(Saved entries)
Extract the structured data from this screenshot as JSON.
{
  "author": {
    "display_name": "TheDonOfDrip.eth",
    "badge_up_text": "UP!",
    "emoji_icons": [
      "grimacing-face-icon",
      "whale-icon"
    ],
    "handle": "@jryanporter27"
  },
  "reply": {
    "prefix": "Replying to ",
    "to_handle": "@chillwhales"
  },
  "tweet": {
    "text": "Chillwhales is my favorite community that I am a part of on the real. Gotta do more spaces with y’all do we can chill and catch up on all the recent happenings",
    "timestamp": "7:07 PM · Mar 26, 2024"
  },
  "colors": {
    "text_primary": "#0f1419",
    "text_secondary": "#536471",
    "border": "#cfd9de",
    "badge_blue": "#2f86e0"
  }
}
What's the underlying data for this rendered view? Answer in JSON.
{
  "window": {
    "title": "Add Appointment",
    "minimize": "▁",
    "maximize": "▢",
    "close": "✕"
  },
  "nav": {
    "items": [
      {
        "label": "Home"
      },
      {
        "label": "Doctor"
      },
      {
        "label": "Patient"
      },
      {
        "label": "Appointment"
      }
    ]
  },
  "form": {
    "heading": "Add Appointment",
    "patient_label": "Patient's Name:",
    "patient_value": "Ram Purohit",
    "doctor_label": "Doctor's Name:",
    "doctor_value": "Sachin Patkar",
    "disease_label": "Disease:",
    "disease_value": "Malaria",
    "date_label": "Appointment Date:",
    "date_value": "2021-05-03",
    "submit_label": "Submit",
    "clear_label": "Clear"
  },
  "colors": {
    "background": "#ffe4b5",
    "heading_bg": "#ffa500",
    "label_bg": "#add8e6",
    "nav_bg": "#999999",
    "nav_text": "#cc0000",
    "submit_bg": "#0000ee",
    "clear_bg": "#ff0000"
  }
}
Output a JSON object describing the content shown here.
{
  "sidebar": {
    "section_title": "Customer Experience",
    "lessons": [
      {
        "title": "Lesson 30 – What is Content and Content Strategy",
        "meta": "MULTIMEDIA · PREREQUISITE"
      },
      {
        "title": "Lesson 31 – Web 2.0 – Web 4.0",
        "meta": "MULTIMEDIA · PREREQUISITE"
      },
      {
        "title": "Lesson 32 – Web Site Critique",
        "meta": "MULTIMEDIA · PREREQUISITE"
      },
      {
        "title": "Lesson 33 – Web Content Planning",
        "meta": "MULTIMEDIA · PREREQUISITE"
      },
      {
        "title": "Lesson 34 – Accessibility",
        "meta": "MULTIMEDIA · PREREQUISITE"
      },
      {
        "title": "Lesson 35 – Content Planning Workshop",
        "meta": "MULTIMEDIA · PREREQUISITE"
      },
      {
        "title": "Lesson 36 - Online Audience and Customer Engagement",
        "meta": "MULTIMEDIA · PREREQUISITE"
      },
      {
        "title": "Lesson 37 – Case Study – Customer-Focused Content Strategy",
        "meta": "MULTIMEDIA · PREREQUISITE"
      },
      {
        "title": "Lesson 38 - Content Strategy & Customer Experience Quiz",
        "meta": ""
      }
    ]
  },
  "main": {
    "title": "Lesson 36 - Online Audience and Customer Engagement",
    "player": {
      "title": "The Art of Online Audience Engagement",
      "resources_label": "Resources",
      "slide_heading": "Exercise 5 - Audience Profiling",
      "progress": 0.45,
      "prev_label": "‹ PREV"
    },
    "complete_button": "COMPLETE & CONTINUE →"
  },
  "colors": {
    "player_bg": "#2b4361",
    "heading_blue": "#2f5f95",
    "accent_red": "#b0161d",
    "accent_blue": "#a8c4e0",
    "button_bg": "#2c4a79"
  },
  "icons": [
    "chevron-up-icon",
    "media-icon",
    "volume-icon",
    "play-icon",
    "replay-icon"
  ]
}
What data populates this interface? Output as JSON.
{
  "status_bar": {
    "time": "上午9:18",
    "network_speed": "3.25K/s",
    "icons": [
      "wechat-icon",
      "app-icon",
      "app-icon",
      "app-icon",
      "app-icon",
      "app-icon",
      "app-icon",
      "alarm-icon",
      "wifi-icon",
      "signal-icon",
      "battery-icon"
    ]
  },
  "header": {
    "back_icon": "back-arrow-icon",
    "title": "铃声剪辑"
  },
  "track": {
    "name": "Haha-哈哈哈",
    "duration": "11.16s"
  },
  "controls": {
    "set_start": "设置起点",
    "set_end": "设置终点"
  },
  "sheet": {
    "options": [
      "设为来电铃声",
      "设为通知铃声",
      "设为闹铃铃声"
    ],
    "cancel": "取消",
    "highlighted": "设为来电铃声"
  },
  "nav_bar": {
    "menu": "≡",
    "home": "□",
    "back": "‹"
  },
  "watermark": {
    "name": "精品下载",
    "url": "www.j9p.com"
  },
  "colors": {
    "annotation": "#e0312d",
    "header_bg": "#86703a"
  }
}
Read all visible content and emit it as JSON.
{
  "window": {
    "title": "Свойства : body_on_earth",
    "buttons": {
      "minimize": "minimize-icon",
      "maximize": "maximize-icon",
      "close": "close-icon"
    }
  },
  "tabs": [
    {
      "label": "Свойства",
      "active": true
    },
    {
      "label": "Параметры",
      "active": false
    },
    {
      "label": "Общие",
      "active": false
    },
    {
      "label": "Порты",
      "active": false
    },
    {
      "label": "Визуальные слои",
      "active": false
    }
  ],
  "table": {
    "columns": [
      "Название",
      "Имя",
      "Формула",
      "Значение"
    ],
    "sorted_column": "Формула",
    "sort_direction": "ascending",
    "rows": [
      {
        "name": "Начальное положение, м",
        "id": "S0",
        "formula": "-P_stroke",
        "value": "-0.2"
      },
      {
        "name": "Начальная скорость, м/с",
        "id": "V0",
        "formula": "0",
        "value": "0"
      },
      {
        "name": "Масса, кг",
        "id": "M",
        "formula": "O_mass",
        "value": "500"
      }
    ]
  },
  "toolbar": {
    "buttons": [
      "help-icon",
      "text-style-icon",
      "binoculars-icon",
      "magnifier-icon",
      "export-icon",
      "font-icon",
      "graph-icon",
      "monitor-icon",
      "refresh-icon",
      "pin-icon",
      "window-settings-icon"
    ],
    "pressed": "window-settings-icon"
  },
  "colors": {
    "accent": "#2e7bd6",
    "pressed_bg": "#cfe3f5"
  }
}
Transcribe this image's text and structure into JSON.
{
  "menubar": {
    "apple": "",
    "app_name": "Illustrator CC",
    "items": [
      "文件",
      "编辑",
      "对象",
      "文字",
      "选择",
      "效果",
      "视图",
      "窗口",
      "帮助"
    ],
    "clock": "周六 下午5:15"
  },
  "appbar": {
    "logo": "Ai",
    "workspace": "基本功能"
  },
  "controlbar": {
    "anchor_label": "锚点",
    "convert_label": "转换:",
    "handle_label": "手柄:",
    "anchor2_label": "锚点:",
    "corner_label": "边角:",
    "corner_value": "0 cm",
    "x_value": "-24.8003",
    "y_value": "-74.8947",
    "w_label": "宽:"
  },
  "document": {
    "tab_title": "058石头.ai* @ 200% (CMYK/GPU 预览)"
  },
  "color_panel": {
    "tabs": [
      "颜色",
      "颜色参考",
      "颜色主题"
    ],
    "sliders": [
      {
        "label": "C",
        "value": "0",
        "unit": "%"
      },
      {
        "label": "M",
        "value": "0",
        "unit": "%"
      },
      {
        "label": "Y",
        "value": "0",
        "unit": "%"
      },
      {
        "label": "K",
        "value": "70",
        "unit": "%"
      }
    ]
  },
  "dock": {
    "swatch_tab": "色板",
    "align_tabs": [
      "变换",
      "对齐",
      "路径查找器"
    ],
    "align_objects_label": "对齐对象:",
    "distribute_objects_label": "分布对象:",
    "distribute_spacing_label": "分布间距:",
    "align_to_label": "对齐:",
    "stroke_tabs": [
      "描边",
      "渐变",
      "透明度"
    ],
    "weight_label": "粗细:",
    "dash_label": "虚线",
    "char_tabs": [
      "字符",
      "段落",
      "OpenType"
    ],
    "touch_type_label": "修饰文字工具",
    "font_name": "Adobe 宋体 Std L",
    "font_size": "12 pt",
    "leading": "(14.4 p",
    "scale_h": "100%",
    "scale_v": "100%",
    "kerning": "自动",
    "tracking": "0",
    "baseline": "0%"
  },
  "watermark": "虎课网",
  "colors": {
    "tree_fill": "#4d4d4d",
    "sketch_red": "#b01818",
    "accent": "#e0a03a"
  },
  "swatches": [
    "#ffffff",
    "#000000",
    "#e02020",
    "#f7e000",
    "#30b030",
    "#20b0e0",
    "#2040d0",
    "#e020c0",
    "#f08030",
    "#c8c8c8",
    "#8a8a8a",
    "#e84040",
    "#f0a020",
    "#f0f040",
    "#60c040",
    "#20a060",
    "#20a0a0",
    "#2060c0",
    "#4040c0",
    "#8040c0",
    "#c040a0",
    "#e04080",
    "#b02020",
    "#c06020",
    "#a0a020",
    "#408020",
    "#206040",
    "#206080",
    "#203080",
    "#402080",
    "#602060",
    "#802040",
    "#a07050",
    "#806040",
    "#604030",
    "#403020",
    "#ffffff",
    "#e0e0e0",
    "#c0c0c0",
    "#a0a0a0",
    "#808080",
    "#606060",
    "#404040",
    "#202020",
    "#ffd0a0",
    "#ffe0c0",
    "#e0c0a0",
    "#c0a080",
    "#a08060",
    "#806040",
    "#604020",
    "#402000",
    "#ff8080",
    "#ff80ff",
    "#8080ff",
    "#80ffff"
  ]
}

> **AIM OF THE TASK**
Pull every line containing the word "Experience" out of the material.

> **EXPECTED ANSWER**
    "section_title": "Customer Experience",
        "title": "Lesson 38 - Content Strategy & Customer Experience Quiz",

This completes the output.